#### [Written exercise]
Write out the lines of the listing below word for word, from the line containing "part-14026-cover bbox=[521, 959, 613, 1117]" through the line containing "label-92002: 92002 bbox=[252, 723, 293, 738]", both included, and nothing else.

#### [Information supplied]
────────

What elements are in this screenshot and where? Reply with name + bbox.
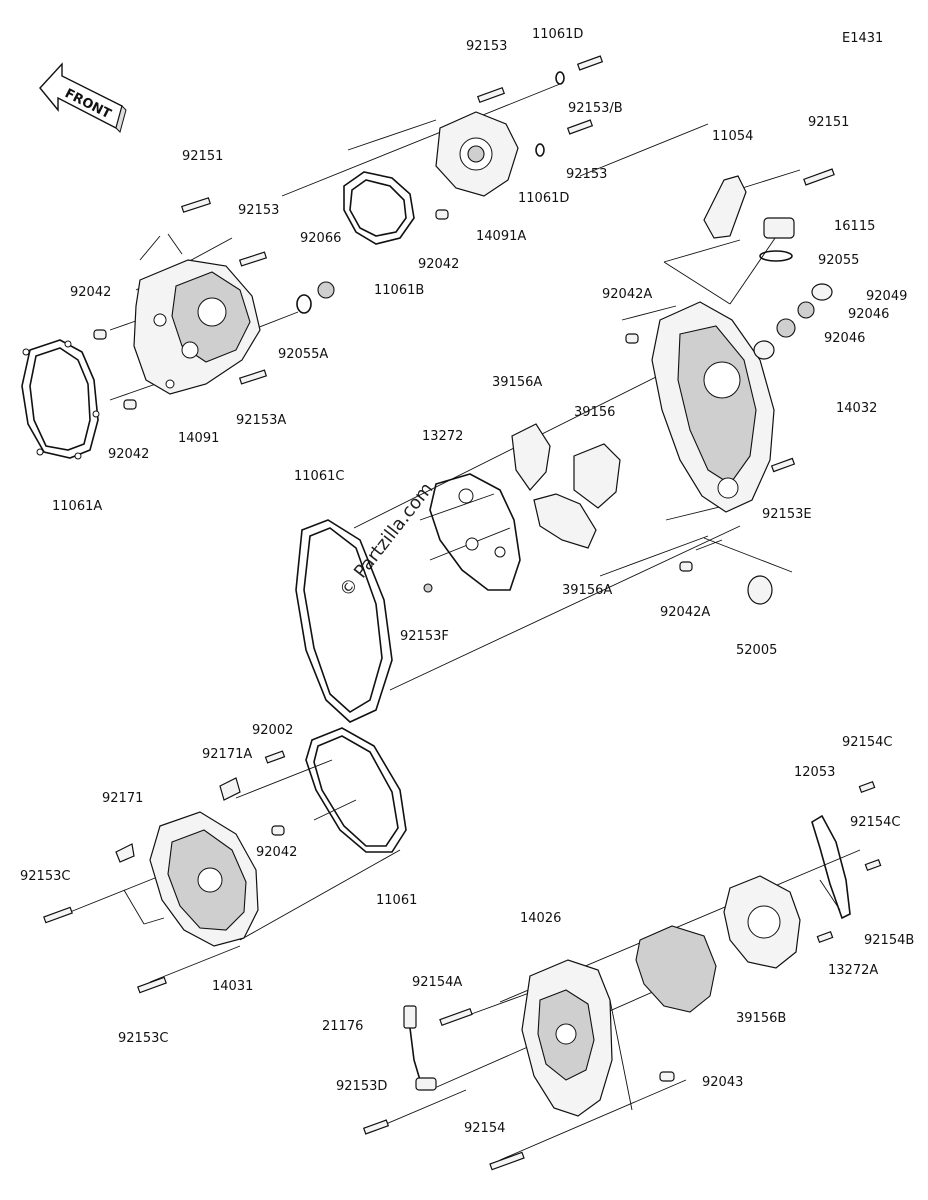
part-14026-cover bbox=[521, 959, 613, 1117]
part-bolts-top bbox=[476, 55, 604, 157]
diagram-code: E1431 bbox=[842, 31, 883, 46]
label-92171: 92171 bbox=[102, 791, 143, 806]
label-11054: 11054 bbox=[712, 129, 753, 144]
label-14091: 14091 bbox=[178, 431, 219, 446]
label-92002: 92002 bbox=[252, 723, 293, 738]
part-14031-cover bbox=[149, 811, 259, 947]
part-11061-gasket bbox=[305, 727, 407, 853]
label-92153E: 92153E bbox=[762, 507, 812, 522]
part-bolts-left bbox=[181, 197, 268, 385]
part-11061C-gasket bbox=[295, 519, 393, 723]
label-92043: 92043 bbox=[702, 1075, 743, 1090]
label-92153F: 92153F bbox=[400, 629, 449, 644]
label-92042-left: 92042 bbox=[70, 285, 111, 300]
part-14032-clutch-cover bbox=[651, 301, 775, 513]
label-39156B: 39156B bbox=[736, 1011, 786, 1026]
label-92049: 92049 bbox=[866, 289, 907, 304]
label-92151-right: 92151 bbox=[808, 115, 849, 130]
label-11061D-top: 11061D bbox=[532, 27, 583, 42]
part-92042-dowels-left bbox=[93, 329, 137, 410]
label-11061D-mid: 11061D bbox=[518, 191, 569, 206]
label-16115: 16115 bbox=[834, 219, 875, 234]
part-wire-clamps bbox=[115, 750, 286, 863]
label-11061B: 11061B bbox=[374, 283, 424, 298]
label-92154B: 92154B bbox=[864, 933, 914, 948]
label-92042A-bot: 92042A bbox=[660, 605, 710, 620]
label-92151-left: 92151 bbox=[182, 149, 223, 164]
part-92066-92055A bbox=[296, 281, 335, 314]
label-14091A: 14091A bbox=[476, 229, 526, 244]
part-16115-cap bbox=[759, 217, 795, 262]
label-92042-c: 92042 bbox=[256, 845, 297, 860]
label-92046-b: 92046 bbox=[824, 331, 865, 346]
part-21176-sensor bbox=[403, 1005, 437, 1091]
front-arrow-icon: FRONT bbox=[39, 62, 127, 133]
part-11061A-gasket bbox=[21, 339, 100, 460]
label-52005: 52005 bbox=[736, 643, 777, 658]
label-92153-mid: 92153 bbox=[566, 167, 607, 182]
watermark: © Partzilla.com bbox=[335, 479, 437, 601]
part-labels: 92153 11061D 92153/B 92153 11061D 14091A… bbox=[20, 27, 914, 1136]
label-92055: 92055 bbox=[818, 253, 859, 268]
label-92171A: 92171A bbox=[202, 747, 252, 762]
label-11061: 11061 bbox=[376, 893, 417, 908]
part-39156-foam bbox=[423, 423, 621, 593]
part-39156B-foam bbox=[635, 925, 717, 1013]
label-13272: 13272 bbox=[422, 429, 463, 444]
label-92042A-top: 92042A bbox=[602, 287, 652, 302]
label-12053: 12053 bbox=[794, 765, 835, 780]
part-11054-bracket bbox=[703, 175, 747, 239]
label-92154: 92154 bbox=[464, 1121, 505, 1136]
label-92055A: 92055A bbox=[278, 347, 328, 362]
part-14091-cover bbox=[133, 259, 261, 395]
label-92153A: 92153A bbox=[236, 413, 286, 428]
label-92154A: 92154A bbox=[412, 975, 462, 990]
leader-lines bbox=[69, 83, 861, 1161]
label-13272A: 13272A bbox=[828, 963, 878, 978]
part-bolts-lower-right bbox=[362, 781, 882, 1171]
label-39156A-top: 39156A bbox=[492, 375, 542, 390]
part-bearings-seals bbox=[625, 168, 835, 605]
label-21176: 21176 bbox=[322, 1019, 363, 1034]
label-92153-top: 92153 bbox=[466, 39, 507, 54]
part-14091A-cover bbox=[435, 111, 519, 220]
label-92154C-top: 92154C bbox=[842, 735, 892, 750]
part-bolts-lower-left bbox=[43, 906, 167, 994]
label-92046-a: 92046 bbox=[848, 307, 889, 322]
label-11061A: 11061A bbox=[52, 499, 102, 514]
part-13272A-plate bbox=[723, 875, 801, 969]
label-92154C-mid: 92154C bbox=[850, 815, 900, 830]
label-14031: 14031 bbox=[212, 979, 253, 994]
label-14032: 14032 bbox=[836, 401, 877, 416]
label-92153-left: 92153 bbox=[238, 203, 279, 218]
part-12053-guide bbox=[811, 814, 851, 920]
label-14026: 14026 bbox=[520, 911, 561, 926]
label-92153D: 92153D bbox=[336, 1079, 387, 1094]
label-11061C: 11061C bbox=[294, 469, 344, 484]
label-92066: 92066 bbox=[300, 231, 341, 246]
part-13272-plate bbox=[429, 473, 521, 591]
label-92153B: 92153/B bbox=[568, 101, 623, 116]
label-39156A-bot: 39156A bbox=[562, 583, 612, 598]
label-92042-lower: 92042 bbox=[108, 447, 149, 462]
label-39156: 39156 bbox=[574, 405, 615, 420]
label-92153C-b: 92153C bbox=[118, 1031, 168, 1046]
part-11061B-gasket bbox=[343, 171, 415, 245]
label-92153C-a: 92153C bbox=[20, 869, 70, 884]
label-92042-a: 92042 bbox=[418, 257, 459, 272]
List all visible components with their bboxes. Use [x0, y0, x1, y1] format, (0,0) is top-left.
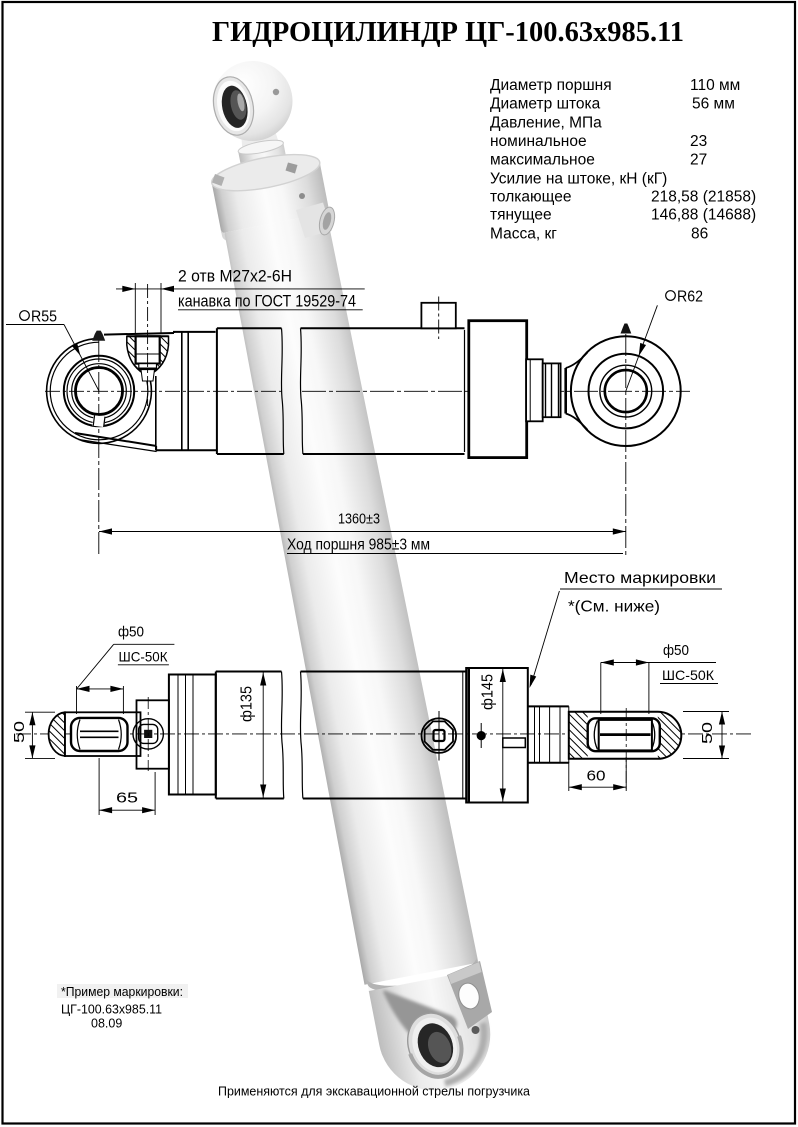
svg-text:60: 60	[587, 768, 606, 785]
svg-text:*Пример маркировки:: *Пример маркировки:	[61, 985, 183, 999]
svg-text:110 мм: 110 мм	[690, 77, 740, 94]
svg-text:Давление, МПа: Давление, МПа	[490, 115, 602, 132]
svg-text:50: 50	[11, 721, 28, 743]
svg-text:218,58 (21858): 218,58 (21858)	[651, 189, 756, 206]
svg-text:Ход поршня 985±3 мм: Ход поршня 985±3 мм	[287, 537, 430, 554]
svg-text:86: 86	[691, 226, 708, 243]
svg-text:ШС-50К: ШС-50К	[662, 667, 715, 683]
svg-text:23: 23	[690, 133, 707, 150]
svg-text:ШС-50К: ШС-50К	[119, 649, 169, 665]
svg-text:канавка по ГОСТ 19529-74: канавка по ГОСТ 19529-74	[178, 292, 356, 311]
svg-text:08.09: 08.09	[91, 1017, 122, 1031]
svg-text:максимальное: максимальное	[490, 152, 595, 169]
svg-text:ф135: ф135	[239, 686, 256, 722]
svg-text:65: 65	[116, 790, 138, 807]
svg-text:27: 27	[690, 152, 707, 169]
svg-text:56 мм: 56 мм	[692, 96, 735, 113]
svg-text:номинальное: номинальное	[490, 133, 587, 150]
svg-text:толкающее: толкающее	[490, 189, 571, 206]
svg-text:R62: R62	[677, 289, 703, 306]
svg-text:2 отв М27х2-6Н: 2 отв М27х2-6Н	[178, 267, 292, 286]
svg-text:1360±3: 1360±3	[338, 512, 380, 528]
svg-text:ф50: ф50	[118, 624, 144, 641]
svg-text:R55: R55	[31, 309, 57, 326]
svg-text:Применяются для экскавационной: Применяются для экскавационной стрелы по…	[218, 1084, 531, 1099]
svg-text:ГИДРОЦИЛИНДР ЦГ-100.63х985.11: ГИДРОЦИЛИНДР ЦГ-100.63х985.11	[212, 17, 684, 48]
svg-text:ЦГ-100.63х985.11: ЦГ-100.63х985.11	[61, 1003, 162, 1017]
svg-text:Диаметр штока: Диаметр штока	[490, 96, 601, 113]
svg-text:Диаметр поршня: Диаметр поршня	[490, 77, 612, 94]
svg-text:50: 50	[699, 722, 716, 744]
svg-text:тянущее: тянущее	[490, 207, 552, 224]
svg-text:Усилие на штоке, кН (кГ): Усилие на штоке, кН (кГ)	[490, 171, 667, 188]
svg-text:ф145: ф145	[480, 674, 497, 710]
svg-text:146,88 (14688): 146,88 (14688)	[651, 207, 756, 224]
svg-text:Место маркировки: Место маркировки	[564, 570, 716, 587]
svg-text:ф50: ф50	[663, 642, 689, 659]
svg-text:Масса, кг: Масса, кг	[490, 226, 557, 243]
svg-text:*(См. ниже): *(См. ниже)	[568, 599, 660, 616]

────────

#### [Answer for the task]
part-14026-cover bbox=[521, 959, 613, 1117]
part-bolts-top bbox=[476, 55, 604, 157]
diagram-code: E1431 bbox=[842, 31, 883, 46]
label-92171: 92171 bbox=[102, 791, 143, 806]
label-11054: 11054 bbox=[712, 129, 753, 144]
label-14091: 14091 bbox=[178, 431, 219, 446]
label-92002: 92002 bbox=[252, 723, 293, 738]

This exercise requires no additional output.